1912: The Year the World Discovered Antarctica by Chris Turney – review

I know more about continental breakfast than continental drift, but apparently the latter accounts for the fact that the south pole doesn't stay still. It drifts at a rate of about 10 metres a year, and because of the Earth's axial tilt (a complicated scenario of rotational obliquity – pass me another croissant), it also wobbles. Every New Year's Day, the pole's marker is moved to indicate its new position, though in the time it takes to drive the marker into the ice-pack the pole has already shifted slightly.

There are other poles on Antarctica, and they too move around, pursued by scientists with their markers. There's the pole of inaccessibility, for the greatest distance from a coast; the cold pole, for the most frigid place; the pole of variability, for the spot with the greatest range in atmospheric pressure. The most (upwardly) mobile is the south magnetic pole, which has moved over 500 miles north-west since its discovery by members of Shackleton's Nimrod expedition more than a century ago.

In Antarctica, "X" never really marks the spot. It's as if the continent were conspiring to mock that human nervousness, the urge to get an accurate fix on a place and, in so doing, claim it. Placing a marker anywhere in the Antarctic is a highly symbolic act. Although no country owns the geographic south pole, it is the American flag that stands next to it. Nearby, at the ceremonial pole, there is a semi-circle of 12 flags, representing the nations that, in a treaty of 1961 , agreed to put the question of ownership on hold (which makes the presence of the American flag at the "real" pole rather mystifying). Today, as in the "heroic" age of discovery that is the subject of Chris Turney's book, 1912 , the flag – in extremis, often just a rag on a flimsy tent pole – is an expression of entitlement: to immortality, or national interest, or scientific pre-eminence, or a combination of all these.

So strong is the need to lay a frozen glove on Antarctica's secrets, that men, and more recently women, have volunteered themselves for trials worthy of Beowulf, The Odyssey, Dante's Inferno . Every story of Antarctic exploration is hitched to this quest genre (Shackleton famously enlarged it, mid-storm, by reciting gusts of Browning's valorous monologue "Prospice"), and Turney's account of the five expeditions of 1912 is no exception.

The explorers – Robert Scott , Roald Amundsen , Nobu Shirase , Wilhelm Filchner , Douglas Mawson , and their teams – encounter the beasts of "katabatic" winds (cold, bearing down), crevasses that gobble them up, temperatures that shatter their teeth, and the coreless vortex, or "kernlos", of the Antarctic winter. They suffer starvation, frostbite, snow blindness, madness (one man's last act before dying is to bite one of his fingers off), yet still they are pulled deeper and deeper into terra incognita by "the lure of little voices". And all this with a stiff upper lip, though in minus 70C how could it be otherwise?

Data for this task

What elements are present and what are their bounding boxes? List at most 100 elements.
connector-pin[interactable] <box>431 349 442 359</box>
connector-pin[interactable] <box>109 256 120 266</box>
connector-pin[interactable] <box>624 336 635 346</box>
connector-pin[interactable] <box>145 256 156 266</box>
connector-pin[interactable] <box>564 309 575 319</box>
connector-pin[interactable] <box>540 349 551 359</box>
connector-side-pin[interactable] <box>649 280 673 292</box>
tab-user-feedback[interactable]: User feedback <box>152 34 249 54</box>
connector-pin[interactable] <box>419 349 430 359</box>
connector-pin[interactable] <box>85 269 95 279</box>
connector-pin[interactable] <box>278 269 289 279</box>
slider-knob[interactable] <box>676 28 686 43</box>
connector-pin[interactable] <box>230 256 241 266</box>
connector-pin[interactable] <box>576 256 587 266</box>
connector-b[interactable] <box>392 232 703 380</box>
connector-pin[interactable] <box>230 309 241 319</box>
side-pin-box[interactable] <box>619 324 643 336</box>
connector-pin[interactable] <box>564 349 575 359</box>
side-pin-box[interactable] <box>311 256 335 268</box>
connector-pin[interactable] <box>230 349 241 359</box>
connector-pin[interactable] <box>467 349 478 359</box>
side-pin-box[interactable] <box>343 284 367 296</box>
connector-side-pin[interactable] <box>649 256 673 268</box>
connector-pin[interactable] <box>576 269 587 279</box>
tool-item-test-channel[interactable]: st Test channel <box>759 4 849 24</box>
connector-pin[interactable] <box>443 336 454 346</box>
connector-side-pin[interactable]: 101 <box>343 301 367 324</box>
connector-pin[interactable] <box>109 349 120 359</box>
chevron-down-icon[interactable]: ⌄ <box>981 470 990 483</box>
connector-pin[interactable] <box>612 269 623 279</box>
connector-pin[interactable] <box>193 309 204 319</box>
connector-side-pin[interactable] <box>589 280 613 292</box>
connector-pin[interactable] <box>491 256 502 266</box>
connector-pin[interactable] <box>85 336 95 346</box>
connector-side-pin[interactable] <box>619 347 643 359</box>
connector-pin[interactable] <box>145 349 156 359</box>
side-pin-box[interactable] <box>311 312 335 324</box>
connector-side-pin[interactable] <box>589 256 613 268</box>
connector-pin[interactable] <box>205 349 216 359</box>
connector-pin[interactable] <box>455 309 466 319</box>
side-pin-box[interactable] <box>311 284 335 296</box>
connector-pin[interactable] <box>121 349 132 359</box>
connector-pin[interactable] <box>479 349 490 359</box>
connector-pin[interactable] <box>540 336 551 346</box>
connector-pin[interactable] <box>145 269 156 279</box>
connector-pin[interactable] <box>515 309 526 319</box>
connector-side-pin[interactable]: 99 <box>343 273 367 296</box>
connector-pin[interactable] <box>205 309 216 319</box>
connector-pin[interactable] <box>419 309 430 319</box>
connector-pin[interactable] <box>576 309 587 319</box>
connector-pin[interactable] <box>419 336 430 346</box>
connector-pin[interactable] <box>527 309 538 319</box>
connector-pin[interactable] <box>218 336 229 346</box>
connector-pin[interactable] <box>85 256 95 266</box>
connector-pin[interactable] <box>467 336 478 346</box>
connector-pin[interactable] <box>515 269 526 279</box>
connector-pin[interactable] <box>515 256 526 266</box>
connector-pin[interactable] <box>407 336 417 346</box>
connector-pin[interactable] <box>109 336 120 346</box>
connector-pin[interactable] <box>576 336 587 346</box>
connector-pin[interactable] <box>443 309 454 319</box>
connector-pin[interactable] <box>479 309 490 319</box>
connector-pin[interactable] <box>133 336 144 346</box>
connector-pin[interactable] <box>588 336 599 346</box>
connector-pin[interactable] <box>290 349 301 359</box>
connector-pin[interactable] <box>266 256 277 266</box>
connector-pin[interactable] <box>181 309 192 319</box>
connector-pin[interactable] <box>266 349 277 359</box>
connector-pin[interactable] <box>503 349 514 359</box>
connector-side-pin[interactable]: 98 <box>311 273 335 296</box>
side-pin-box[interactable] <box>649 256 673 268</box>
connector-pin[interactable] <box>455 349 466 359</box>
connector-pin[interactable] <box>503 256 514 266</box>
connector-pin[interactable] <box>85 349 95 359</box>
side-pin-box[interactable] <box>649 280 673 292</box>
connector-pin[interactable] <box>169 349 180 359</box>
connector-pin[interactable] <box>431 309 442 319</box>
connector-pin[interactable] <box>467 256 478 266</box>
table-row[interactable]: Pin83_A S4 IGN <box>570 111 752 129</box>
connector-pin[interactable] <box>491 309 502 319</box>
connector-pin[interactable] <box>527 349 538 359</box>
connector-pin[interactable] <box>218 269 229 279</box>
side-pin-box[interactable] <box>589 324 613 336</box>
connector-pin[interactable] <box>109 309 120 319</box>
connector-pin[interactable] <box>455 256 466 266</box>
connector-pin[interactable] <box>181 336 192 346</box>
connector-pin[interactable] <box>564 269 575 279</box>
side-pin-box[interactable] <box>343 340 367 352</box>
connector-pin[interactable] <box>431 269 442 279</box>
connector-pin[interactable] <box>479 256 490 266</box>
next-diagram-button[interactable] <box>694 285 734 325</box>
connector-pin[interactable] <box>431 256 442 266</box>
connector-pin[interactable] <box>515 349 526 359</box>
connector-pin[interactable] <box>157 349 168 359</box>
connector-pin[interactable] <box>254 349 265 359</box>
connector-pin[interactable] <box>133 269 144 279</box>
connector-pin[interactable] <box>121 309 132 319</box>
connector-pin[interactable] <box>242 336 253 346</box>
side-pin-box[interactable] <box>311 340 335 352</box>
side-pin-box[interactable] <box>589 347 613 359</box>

Required task A
From the Antarctica book review, output the passage starting with "The explorers –" and going on through "it be otherwise?".
Required task B
In the records, starting with the first line and going on through the line with "side-pin-box[interactable] <box>311 256", switch "connector-pin" to "terminal-pin" wherever it appears. Give back only those lines, with everything else left as it is.
The records have no connection to the review.

Exercise solution A
The explorers – Robert Scott , Roald Amundsen , Nobu Shirase , Wilhelm Filchner , Douglas Mawson , and their teams – encounter the beasts of "katabatic" winds (cold, bearing down), crevasses that gobble them up, temperatures that shatter their teeth, and the coreless vortex, or "kernlos", of the Antarctic winter. They suffer starvation, frostbite, snow blindness, madness (one man's last act before dying is to bite one of his fingers off), yet still they are pulled deeper and deeper into terra incognita by "the lure of little voices". And all this with a stiff upper lip, though in minus 70C how could it be otherwise?

Exercise solution B
What elements are present and what are their bounding boxes? List at most 100 elements.
terminal-pin[interactable] <box>431 349 442 359</box>
terminal-pin[interactable] <box>109 256 120 266</box>
terminal-pin[interactable] <box>624 336 635 346</box>
terminal-pin[interactable] <box>145 256 156 266</box>
terminal-pin[interactable] <box>564 309 575 319</box>
terminal-pin[interactable] <box>540 349 551 359</box>
connector-side-pin[interactable] <box>649 280 673 292</box>
tab-user-feedback[interactable]: User feedback <box>152 34 249 54</box>
terminal-pin[interactable] <box>419 349 430 359</box>
terminal-pin[interactable] <box>85 269 95 279</box>
terminal-pin[interactable] <box>278 269 289 279</box>
slider-knob[interactable] <box>676 28 686 43</box>
terminal-pin[interactable] <box>230 256 241 266</box>
terminal-pin[interactable] <box>576 256 587 266</box>
connector-b[interactable] <box>392 232 703 380</box>
terminal-pin[interactable] <box>230 309 241 319</box>
side-pin-box[interactable] <box>619 324 643 336</box>
terminal-pin[interactable] <box>564 349 575 359</box>
side-pin-box[interactable] <box>311 256 335 268</box>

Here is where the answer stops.